Objective: Quote each line of the material verbatim, without the pictures.

===== Input

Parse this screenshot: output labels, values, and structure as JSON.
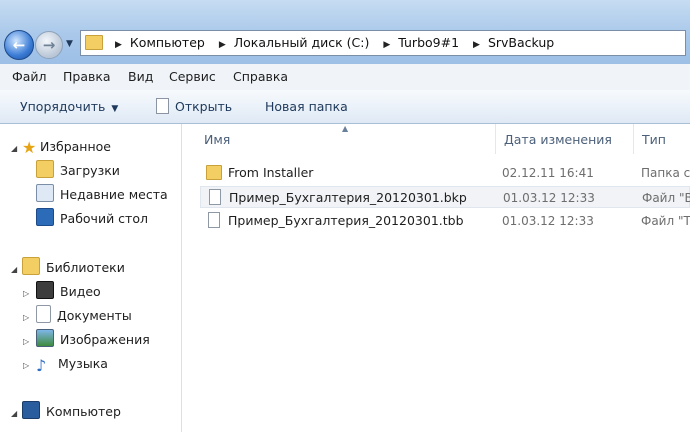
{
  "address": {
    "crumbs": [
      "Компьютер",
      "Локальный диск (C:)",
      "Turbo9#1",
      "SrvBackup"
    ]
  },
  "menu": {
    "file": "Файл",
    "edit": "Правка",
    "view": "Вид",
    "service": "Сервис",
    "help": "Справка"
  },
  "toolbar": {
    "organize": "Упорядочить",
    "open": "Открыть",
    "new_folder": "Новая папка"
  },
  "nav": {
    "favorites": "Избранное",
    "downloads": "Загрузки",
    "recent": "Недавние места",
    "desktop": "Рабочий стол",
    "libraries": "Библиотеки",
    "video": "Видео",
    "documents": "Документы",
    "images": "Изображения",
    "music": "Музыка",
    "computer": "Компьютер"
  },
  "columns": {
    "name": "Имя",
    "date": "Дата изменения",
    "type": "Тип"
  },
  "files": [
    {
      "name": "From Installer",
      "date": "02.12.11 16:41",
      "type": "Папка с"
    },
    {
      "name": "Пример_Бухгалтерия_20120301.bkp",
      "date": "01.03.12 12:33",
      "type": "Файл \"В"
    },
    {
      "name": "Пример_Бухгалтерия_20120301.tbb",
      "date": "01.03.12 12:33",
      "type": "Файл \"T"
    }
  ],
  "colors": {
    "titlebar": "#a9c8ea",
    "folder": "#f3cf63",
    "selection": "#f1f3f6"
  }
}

==========

Answer to the exercise:
Parse this screenshot: output labels, values, and structure as JSON.
{
  "address": {
    "crumbs": [
      "Компьютер",
      "Локальный диск (C:)",
      "Turbo9#1",
      "SrvBackup"
    ]
  },
  "menu": {
    "file": "Файл",
    "edit": "Правка",
    "view": "Вид",
    "service": "Сервис",
    "help": "Справка"
  },
  "toolbar": {
    "organize": "Упорядочить",
    "open": "Открыть",
    "new_folder": "Новая папка"
  },
  "nav": {
    "favorites": "Избранное",
    "downloads": "Загрузки",
    "recent": "Недавние места",
    "desktop": "Рабочий стол",
    "libraries": "Библиотеки",
    "video": "Видео",
    "documents": "Документы",
    "images": "Изображения",
    "music": "Музыка",
    "computer": "Компьютер"
  },
  "columns": {
    "name": "Имя",
    "date": "Дата изменения",
    "type": "Тип"
  },
  "files": [
    {
      "name": "From Installer",
      "date": "02.12.11 16:41",
      "type": "Папка с"
    },
    {
      "name": "Пример_Бухгалтерия_20120301.bkp",
      "date": "01.03.12 12:33",
      "type": "Файл \"В"
    },
    {
      "name": "Пример_Бухгалтерия_20120301.tbb",
      "date": "01.03.12 12:33",
      "type": "Файл \"T"
    }
  ],
  "colors": {
    "titlebar": "#a9c8ea",
    "folder": "#f3cf63",
    "selection": "#f1f3f6"
  }
}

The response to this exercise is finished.